SAN DIEGO – The addition of CT angiography to standard care changed the diagnosis and treatment of one in four patients with stable chest pain in the prospective, randomized SCOT-HEART trial.
CT angiography (CTA) also reduced coronary heart disease deaths or myocardial infarctions by 38% after a median follow-up of 1.7 years, although the finding was of borderline significance (hazard ratio, 0.62; P = .053).
A post-hoc, landmark analysis, however, that accounted for the roughly 6-week delay between the clinic visit and implementation or alteration of therapy based on CTA findings, showed a halving of these outcomes (HR, 0.50; P = .015), chief investigator Dr. David Newby reported at the annual meeting of the American College of Cardiology.
SCOT-HEART (Scottish COmputed Tomography of the Heart trial) involved 4,146 patients referred from chest pain clinics across Scotland for assessment of suspected angina due to coronary artery disease, of whom 47% were diagnosed in the clinic with coronary heart disease and 36% with angina due to coronary heart disease. Patients were then evenly randomized to standard care involving cardiovascular risk assessment with the ASSIGN Score alone or with CTA.
When attending clinicians reviewed the cases at 6 weeks, the diagnosis of coronary heart disease (CHD) changed in 25% of patients assigned CTA vs. only 1% assigned standard care alone and the diagnosis of angina due to CHD changed in 23% vs. 1% (P value < .001 for both), Dr. Newby, from the University of Edinburgh, said.
Clinicians reported that CTA significantly increased the certainty (Relative risk, 2.56; P < .0001) and frequency (RR, 1.09; P = .017) of the diagnosis of CHD and increased the certainty of a diagnosis of angina due to CHD (RR, 1.79; P < .0001), but had no effect on its frequency (RR, 0.93; P = .12).
Overall, 63% of patients had evidence of CHD on CTA, with 25% having obstructive disease.

[Stored data entries]

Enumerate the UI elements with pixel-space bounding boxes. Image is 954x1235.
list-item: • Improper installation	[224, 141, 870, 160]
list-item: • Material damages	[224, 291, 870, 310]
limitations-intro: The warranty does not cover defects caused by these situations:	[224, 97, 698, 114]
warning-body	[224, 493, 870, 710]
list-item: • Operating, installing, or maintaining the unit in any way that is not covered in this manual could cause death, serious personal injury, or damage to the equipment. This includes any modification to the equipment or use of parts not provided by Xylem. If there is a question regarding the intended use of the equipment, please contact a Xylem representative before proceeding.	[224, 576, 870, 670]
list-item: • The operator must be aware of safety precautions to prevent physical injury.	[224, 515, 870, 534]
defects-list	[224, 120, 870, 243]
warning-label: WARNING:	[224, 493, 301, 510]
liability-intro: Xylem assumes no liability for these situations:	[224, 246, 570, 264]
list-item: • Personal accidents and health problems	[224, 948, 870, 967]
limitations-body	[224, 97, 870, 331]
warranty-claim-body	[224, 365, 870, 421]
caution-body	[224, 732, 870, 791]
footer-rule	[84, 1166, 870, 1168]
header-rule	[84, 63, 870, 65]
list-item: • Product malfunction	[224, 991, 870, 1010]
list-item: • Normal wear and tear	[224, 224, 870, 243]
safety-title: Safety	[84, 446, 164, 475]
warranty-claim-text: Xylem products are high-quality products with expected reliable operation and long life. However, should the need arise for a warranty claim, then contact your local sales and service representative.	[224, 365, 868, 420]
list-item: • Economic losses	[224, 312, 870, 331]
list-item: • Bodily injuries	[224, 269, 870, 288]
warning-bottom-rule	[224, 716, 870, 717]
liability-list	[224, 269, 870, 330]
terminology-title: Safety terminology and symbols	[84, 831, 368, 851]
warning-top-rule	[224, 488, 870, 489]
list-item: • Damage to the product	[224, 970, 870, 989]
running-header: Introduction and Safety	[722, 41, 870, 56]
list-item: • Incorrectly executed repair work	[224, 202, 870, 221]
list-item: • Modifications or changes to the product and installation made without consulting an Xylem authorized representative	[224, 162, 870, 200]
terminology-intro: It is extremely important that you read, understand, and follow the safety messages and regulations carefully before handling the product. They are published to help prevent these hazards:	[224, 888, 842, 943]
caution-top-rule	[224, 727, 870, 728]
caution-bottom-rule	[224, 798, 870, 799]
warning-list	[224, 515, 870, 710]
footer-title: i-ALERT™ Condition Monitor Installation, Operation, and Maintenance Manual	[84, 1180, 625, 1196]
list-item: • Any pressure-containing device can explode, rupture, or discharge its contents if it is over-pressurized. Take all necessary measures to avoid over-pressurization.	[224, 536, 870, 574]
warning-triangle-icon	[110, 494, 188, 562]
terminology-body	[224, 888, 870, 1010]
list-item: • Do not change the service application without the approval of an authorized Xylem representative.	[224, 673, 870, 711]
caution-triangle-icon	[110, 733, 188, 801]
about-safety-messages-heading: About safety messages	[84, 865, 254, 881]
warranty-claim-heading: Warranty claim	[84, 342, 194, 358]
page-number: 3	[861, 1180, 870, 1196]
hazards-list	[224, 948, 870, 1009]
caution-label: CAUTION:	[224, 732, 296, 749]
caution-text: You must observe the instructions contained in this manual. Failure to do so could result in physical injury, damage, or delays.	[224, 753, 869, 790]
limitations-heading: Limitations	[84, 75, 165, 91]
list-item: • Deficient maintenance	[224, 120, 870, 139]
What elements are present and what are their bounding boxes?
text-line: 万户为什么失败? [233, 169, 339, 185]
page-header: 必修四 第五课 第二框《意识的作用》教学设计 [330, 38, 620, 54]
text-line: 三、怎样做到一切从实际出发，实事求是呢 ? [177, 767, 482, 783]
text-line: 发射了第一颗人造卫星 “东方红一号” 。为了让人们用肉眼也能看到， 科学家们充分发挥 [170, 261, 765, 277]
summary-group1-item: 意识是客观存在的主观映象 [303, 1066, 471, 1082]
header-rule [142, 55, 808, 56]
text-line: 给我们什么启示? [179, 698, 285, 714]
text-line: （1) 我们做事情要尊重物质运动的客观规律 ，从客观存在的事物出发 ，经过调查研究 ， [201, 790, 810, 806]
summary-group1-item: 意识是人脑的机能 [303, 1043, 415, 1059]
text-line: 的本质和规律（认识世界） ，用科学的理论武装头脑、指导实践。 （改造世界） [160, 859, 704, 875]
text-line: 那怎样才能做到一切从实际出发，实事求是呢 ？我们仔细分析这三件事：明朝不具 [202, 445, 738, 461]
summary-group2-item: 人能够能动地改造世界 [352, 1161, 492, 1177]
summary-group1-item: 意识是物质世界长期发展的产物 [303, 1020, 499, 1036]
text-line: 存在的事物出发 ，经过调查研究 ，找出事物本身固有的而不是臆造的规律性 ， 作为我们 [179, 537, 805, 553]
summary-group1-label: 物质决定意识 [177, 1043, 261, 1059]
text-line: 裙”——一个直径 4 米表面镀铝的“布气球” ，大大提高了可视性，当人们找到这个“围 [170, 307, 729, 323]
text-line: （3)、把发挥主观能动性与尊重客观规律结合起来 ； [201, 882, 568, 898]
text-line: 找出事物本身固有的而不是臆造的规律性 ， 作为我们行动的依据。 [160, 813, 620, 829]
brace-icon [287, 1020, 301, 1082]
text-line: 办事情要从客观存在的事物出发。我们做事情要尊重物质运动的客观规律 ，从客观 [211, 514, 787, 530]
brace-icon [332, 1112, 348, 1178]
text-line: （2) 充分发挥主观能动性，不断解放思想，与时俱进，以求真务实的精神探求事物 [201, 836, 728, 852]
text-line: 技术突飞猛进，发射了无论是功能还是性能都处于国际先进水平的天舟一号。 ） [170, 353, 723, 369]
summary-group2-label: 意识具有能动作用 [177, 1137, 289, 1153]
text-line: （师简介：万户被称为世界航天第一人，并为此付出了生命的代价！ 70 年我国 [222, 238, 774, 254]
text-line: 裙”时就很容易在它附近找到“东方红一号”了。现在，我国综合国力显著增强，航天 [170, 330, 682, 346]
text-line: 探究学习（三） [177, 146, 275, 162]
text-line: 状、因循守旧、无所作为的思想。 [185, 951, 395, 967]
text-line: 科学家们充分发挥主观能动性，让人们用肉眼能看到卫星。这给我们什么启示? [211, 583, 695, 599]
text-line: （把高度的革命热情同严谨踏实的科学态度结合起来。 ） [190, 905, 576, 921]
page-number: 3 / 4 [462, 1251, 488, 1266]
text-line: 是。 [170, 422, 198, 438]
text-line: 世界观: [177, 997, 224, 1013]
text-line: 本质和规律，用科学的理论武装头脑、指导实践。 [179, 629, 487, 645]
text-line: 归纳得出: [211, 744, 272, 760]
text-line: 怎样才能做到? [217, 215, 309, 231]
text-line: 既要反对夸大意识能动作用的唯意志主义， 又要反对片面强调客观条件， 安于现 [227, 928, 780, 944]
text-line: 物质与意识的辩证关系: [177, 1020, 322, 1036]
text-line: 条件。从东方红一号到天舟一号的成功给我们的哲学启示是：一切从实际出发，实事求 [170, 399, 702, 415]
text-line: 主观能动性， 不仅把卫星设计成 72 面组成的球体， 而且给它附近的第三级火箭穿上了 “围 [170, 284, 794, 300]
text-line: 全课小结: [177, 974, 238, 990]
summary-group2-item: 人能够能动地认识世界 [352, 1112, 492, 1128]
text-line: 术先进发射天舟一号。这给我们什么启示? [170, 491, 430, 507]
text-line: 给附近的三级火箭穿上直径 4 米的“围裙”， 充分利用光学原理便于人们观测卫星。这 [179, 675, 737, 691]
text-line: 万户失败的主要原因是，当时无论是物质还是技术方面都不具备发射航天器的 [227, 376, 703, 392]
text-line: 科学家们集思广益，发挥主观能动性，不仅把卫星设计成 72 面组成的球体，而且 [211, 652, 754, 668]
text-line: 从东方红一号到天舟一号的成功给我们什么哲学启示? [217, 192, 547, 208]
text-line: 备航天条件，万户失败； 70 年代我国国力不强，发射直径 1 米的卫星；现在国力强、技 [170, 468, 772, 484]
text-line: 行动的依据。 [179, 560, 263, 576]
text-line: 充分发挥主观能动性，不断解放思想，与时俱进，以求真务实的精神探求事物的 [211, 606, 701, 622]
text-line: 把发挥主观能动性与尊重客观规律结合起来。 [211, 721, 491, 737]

● TO DO:
A. Duplicate the SCOT-HEART trial report word for word, from "Clinicians reported that" up to and including "having obstructive disease.".
B. Go on with the SCOT-HEART trial report from the point where it stops.

● EXPECTED RESULTS:
A.
Clinicians reported that CTA significantly increased the certainty (Relative risk, 2.56; P < .0001) and frequency (RR, 1.09; P = .017) of the diagnosis of CHD and increased the certainty of a diagnosis of angina due to CHD (RR, 1.79; P < .0001), but had no effect on its frequency (RR, 0.93; P = .12).
Overall, 63% of patients had evidence of CHD on CTA, with 25% having obstructive disease.

B.
CTA altered subsequent testing in 15% of patients vs. only 1% with standard care (P < .001). CTA use was associated with the cancellation of 121 functional stress tests and 29 invasive coronary angiography exams. CTA also prompted 94 new angiograms vs. just 8 with standard care, but this was mainly the result of the exclusion or discovery of obstructive coronary heart disease, including triple vessel disease, Dr. Newby observed. CT was associated with a nonsignificant increase in coronary revascularizations (11.2% vs. 9.7%; HR, 1.19; P .06).
The changes in diagnosis and testing were associated with changes in subsequent treatment in 23% of CTA patients vs. 5% of standard care patients overall (P < .001), including recommendations and cancellations for preventive and anti-anginal therapies. The results were also simultaneously published online (Lancet 2015 [doi:10.19016/S0140-6736(15)060291-4]).
The most impressive aspect of SCOT-HEART was the strong trend for improved outcomes in patients for which therapeutic alterations were made, Dr. Eric Peterson, with the Duke University in Durham, N.C., commented.
“This sets the standard for how we perform and evaluate whether CT can improve outcomes for patients,” he said.
In an editorial accompanying the report,, Dr. Pamela Douglas, from the Duke Clinical Research Institute in Durham, N.C., called the finding of reduced death and MI “intriguing,” but urged caution in its interpretation because it was one of 22 secondary end points and the absolute difference between groups was only 16 events (Lancet 2015; [doi: 10.1016/S0140-6736(15)60463-9]). Earlier in the meeting, she reported that the PROMISE trial found no difference in its primary composite end point of all-cause death, nonfatal myocardial infarction, unstable angina hospitalization, and major cardiovascular procedural complications among chest pain patients evaluated with CTA or functional testing.
Finally, it was noted that radiation exposure in SCOT-HEART (median 4.1 mSv) was substantially lower than that reported in PROMISE, a finding Dr. Newby said he could not explain.